Document extract:
________________

Botany Bay is a much maligned place. In folklore and songs it is synonymous with the worst type of convict settlement to which prisoners from this country were transported. In fact, although it was here that Captain Cook sheltered during his voyage of discovery, and on the basis of his experience where it was intended that the first ship-load of convicts transported to Australia should settle, it was found to be unsuitable, and no convict settlement ever existed at Botany Bay itself. In the event the first convicts were landed at a small cove in Port Jackson, a few miles to the north.

Robert Mason wrote that "At its entrance", Port Jackson, or Sydney Harbour, "is not more than ¾ of a mile wide, but then spreads to near 7 miles square surrounded by rising ground. In it are many islands of from one to four acres covered with trees and shrubs green at all seasons of the year. The harbour is safe and good and ships of 600 tons can come so close as to require nothing but a plank to board them.". One contemporary report of Sydney itself describes it as consisting of "narrow straggling streets lined with one-storey houses scarcely more than large huts, with half a dozen decent residences, and a few miserable cottages appearing through the trees on the north shore of the harbour. There was not a patch of cultivated land to be seen from the ship even thus close inshore.". Robert Mason, however, described it as "a pretty town", which, the sailors told him, was "much like Algiers"; the houses "are mostly of stone and face one of the prettiest bays in the world.".

________________

Entries supplied:
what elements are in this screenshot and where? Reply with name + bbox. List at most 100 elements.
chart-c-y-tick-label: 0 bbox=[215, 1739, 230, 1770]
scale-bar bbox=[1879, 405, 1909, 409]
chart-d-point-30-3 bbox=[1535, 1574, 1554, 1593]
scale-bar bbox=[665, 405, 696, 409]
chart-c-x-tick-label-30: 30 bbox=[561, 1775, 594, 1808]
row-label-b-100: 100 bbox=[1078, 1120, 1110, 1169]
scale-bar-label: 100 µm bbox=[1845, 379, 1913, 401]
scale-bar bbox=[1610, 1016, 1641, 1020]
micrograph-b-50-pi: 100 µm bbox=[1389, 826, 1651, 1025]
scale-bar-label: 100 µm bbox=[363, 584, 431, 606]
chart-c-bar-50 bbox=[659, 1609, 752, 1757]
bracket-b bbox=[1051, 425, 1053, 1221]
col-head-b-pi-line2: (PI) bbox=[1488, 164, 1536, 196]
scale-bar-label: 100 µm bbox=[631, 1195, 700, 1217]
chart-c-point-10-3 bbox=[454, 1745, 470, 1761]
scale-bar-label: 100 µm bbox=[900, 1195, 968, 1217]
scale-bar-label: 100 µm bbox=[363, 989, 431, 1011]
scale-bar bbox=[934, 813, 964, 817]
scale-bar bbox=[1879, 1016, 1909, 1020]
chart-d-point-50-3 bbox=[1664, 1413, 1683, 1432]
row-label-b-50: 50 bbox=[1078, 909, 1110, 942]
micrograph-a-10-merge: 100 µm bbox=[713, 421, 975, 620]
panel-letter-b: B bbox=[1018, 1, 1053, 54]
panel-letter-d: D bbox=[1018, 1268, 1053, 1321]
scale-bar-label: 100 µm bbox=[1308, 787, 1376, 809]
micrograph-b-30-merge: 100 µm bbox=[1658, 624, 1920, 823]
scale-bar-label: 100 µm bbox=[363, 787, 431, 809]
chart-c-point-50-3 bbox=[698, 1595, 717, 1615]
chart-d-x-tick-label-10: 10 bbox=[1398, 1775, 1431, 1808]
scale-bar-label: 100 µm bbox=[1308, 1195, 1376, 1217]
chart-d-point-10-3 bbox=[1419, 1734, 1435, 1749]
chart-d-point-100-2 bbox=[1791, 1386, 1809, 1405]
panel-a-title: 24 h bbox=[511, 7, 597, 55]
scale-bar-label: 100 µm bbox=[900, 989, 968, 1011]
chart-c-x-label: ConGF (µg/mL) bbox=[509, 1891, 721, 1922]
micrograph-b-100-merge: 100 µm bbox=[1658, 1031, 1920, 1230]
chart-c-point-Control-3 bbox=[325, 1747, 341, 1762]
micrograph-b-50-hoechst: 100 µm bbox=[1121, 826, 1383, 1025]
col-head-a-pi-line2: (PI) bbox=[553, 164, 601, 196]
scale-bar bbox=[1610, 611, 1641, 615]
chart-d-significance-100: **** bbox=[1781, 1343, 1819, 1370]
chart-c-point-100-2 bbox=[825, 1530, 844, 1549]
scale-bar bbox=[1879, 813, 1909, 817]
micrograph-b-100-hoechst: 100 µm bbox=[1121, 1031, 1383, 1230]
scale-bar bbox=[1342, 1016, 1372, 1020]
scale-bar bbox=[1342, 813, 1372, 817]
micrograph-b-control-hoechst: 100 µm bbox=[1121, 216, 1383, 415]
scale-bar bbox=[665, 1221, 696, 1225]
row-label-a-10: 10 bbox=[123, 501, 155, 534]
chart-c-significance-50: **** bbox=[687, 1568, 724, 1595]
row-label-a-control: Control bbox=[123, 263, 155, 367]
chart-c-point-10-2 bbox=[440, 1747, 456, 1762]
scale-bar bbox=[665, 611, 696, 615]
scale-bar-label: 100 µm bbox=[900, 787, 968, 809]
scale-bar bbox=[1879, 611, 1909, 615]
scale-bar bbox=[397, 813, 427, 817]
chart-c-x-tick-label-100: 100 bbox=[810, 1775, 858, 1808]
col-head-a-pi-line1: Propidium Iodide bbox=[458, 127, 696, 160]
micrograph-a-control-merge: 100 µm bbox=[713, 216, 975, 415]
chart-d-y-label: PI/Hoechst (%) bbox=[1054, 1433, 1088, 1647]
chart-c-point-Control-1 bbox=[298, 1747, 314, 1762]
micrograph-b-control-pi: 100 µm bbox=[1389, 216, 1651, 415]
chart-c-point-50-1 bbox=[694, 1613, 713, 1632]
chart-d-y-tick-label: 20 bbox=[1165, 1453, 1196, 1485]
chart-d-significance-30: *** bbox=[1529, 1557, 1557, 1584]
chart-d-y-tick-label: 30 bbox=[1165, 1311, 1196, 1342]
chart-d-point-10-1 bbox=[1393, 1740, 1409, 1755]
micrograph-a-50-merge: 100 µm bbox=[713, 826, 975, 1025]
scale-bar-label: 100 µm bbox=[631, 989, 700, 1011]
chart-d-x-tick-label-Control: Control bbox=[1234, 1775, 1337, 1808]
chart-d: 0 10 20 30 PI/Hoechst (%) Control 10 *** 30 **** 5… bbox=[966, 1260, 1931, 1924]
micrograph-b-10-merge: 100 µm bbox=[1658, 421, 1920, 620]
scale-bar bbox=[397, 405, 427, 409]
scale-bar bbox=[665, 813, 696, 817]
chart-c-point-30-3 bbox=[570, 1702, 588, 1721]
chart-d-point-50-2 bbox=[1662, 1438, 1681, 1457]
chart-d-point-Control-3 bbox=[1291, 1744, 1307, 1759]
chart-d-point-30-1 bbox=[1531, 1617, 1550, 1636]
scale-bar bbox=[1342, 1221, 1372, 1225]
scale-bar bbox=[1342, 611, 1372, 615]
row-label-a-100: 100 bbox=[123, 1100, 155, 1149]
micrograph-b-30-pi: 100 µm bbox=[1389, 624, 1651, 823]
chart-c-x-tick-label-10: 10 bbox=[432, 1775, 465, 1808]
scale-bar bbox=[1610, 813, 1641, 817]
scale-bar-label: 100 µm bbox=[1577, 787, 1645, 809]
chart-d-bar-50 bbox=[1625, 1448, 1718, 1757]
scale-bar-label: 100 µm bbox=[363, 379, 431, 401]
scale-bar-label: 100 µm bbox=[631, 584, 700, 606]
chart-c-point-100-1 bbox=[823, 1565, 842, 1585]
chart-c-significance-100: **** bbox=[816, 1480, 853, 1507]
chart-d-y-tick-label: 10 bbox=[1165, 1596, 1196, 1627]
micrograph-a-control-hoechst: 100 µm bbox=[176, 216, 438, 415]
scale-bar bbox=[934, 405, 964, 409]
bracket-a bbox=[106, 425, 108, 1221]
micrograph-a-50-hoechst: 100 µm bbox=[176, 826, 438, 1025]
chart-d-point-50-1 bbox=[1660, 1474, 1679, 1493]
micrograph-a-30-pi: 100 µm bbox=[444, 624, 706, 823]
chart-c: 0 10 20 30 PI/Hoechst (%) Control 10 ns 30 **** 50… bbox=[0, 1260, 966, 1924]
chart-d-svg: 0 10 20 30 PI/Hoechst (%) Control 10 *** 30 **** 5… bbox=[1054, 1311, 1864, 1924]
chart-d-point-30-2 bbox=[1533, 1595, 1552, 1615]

________________

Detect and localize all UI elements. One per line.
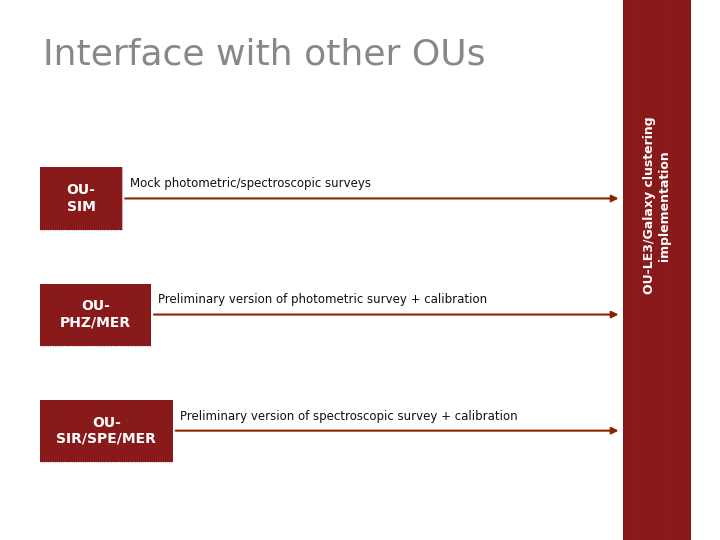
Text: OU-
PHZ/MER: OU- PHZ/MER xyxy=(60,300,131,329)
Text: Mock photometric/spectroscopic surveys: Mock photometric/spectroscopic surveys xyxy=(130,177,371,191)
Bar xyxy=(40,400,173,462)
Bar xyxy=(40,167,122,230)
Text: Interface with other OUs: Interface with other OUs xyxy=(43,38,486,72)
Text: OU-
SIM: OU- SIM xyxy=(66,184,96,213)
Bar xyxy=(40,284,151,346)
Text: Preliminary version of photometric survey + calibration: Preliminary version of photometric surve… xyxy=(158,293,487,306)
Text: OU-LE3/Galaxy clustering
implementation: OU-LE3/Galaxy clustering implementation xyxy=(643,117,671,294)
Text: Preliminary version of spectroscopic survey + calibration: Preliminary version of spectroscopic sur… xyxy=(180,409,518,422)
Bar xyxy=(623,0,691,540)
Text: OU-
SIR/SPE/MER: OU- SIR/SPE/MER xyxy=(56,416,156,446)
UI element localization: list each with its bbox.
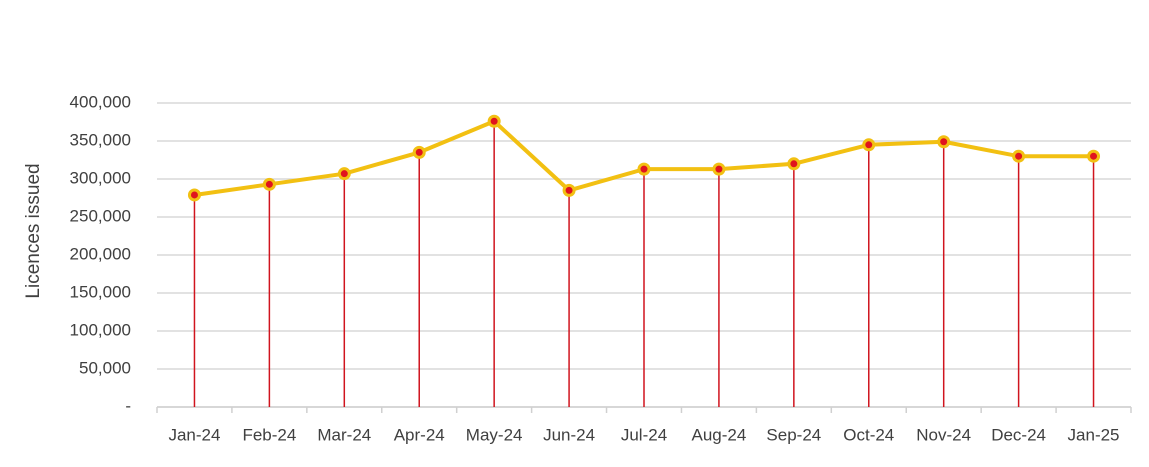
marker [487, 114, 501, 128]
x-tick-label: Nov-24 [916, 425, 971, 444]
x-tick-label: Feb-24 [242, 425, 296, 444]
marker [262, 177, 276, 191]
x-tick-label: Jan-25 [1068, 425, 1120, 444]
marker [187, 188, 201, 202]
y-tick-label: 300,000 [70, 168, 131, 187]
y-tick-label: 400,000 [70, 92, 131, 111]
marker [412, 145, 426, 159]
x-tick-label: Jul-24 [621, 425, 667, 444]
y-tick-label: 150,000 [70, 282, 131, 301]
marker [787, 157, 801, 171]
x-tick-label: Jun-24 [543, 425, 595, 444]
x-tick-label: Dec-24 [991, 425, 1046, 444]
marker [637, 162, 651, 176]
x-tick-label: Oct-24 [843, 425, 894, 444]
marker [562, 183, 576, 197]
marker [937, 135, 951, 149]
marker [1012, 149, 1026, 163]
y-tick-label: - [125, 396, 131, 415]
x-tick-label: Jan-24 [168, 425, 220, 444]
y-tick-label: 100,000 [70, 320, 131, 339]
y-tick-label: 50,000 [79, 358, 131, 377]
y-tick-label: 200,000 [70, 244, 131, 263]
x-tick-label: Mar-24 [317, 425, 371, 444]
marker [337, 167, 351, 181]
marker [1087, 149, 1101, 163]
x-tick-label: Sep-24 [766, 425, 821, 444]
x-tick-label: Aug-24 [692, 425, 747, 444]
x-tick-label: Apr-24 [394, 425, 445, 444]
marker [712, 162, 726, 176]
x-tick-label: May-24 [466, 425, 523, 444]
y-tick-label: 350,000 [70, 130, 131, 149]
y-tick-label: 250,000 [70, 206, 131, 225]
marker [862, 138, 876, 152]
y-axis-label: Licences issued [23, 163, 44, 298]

________________

Written exercise: In the Botany Bay passage, can you give the part starting with "Botany Bay is" and going on through "to the north.", changing "convicts" to "prisoners"?

Exercise solution:
Botany Bay is a much maligned place. In folklore and songs it is synonymous with the worst type of convict settlement to which prisoners from this country were transported. In fact, although it was here that Captain Cook sheltered during his voyage of discovery, and on the basis of his experience where it was intended that the first ship-load of prisoners transported to Australia should settle, it was found to be unsuitable, and no convict settlement ever existed at Botany Bay itself. In the event the first prisoners were landed at a small cove in Port Jackson, a few miles to the north.